Stored data
#####

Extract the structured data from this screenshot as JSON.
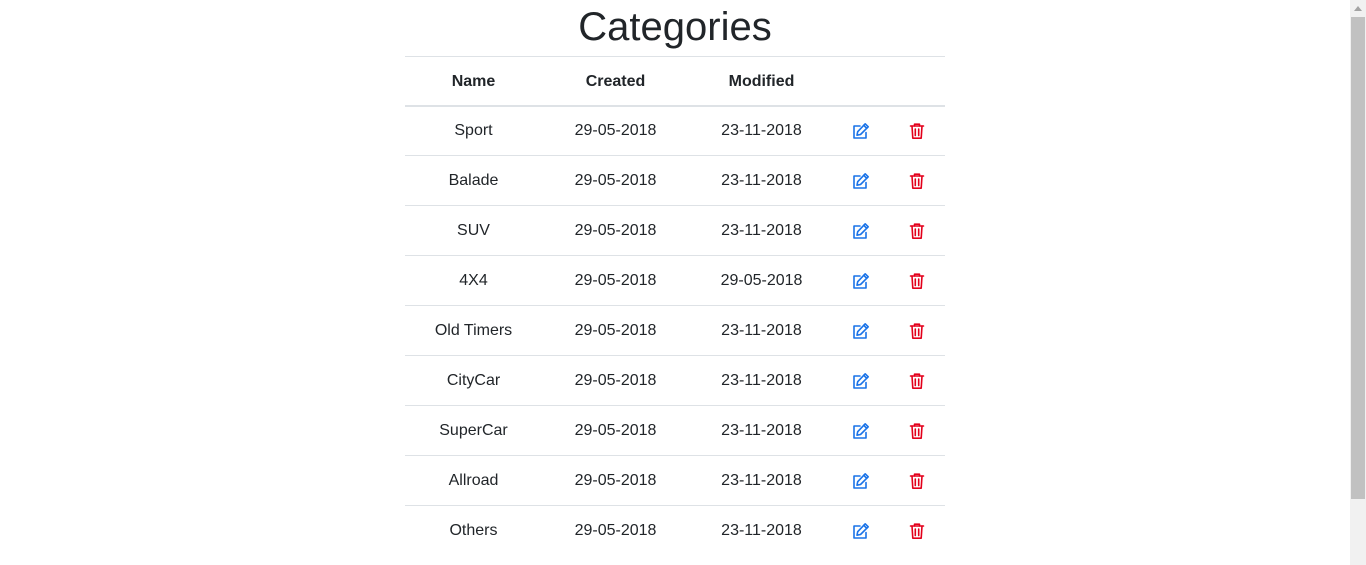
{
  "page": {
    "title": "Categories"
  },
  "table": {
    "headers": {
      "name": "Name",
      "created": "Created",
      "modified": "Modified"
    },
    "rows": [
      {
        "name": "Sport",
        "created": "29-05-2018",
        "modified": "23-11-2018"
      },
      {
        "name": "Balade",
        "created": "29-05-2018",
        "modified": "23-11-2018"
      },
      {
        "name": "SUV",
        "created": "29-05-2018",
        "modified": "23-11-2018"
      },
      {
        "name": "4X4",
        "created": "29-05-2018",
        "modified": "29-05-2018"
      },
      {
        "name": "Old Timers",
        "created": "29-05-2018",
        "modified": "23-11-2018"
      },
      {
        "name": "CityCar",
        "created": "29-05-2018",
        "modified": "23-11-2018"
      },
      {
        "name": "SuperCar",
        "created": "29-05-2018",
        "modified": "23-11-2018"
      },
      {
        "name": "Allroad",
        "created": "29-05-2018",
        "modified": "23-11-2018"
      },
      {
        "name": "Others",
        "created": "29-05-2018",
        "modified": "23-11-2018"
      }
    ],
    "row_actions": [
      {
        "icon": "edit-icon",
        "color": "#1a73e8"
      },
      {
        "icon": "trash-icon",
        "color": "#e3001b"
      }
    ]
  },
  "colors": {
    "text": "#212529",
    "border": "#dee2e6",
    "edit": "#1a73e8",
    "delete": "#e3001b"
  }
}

#####

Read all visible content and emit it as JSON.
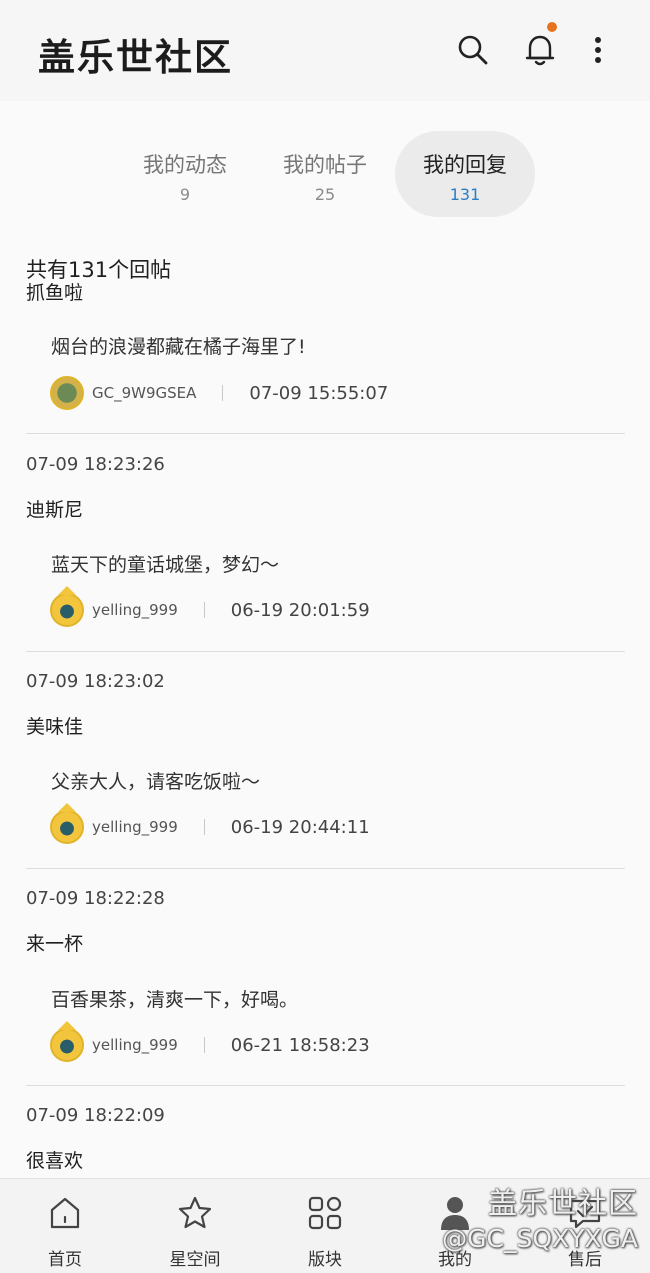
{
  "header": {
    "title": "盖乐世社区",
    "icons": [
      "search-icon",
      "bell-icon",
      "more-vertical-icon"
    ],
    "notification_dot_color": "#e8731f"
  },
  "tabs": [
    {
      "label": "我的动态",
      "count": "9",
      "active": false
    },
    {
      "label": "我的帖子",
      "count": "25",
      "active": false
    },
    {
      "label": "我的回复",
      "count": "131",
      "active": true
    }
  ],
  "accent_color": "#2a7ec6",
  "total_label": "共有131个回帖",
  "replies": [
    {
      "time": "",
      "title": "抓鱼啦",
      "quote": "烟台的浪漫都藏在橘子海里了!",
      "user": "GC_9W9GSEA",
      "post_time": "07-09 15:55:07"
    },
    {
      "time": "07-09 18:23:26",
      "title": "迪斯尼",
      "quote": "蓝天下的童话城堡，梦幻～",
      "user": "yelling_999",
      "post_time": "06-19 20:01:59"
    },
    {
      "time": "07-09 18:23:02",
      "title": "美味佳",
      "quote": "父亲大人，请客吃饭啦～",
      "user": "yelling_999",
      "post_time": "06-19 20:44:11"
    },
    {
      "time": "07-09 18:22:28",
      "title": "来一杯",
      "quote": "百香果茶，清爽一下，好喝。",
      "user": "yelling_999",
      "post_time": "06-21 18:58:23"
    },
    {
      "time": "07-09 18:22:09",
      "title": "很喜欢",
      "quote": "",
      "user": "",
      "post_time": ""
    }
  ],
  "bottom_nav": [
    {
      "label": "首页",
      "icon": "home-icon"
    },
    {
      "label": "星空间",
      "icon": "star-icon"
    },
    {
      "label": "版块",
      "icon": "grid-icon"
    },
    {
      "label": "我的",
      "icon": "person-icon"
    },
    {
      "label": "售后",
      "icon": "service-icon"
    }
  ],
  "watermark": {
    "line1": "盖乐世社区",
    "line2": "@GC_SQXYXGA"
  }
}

#####

### THE PROBLEM
Filter the records, keeping only lines that contain "JSON", and show those lines.

### RESULT OF THE EXERCISE
Extract the structured data from this screenshot as JSON.
Read all visible content and emit it as JSON.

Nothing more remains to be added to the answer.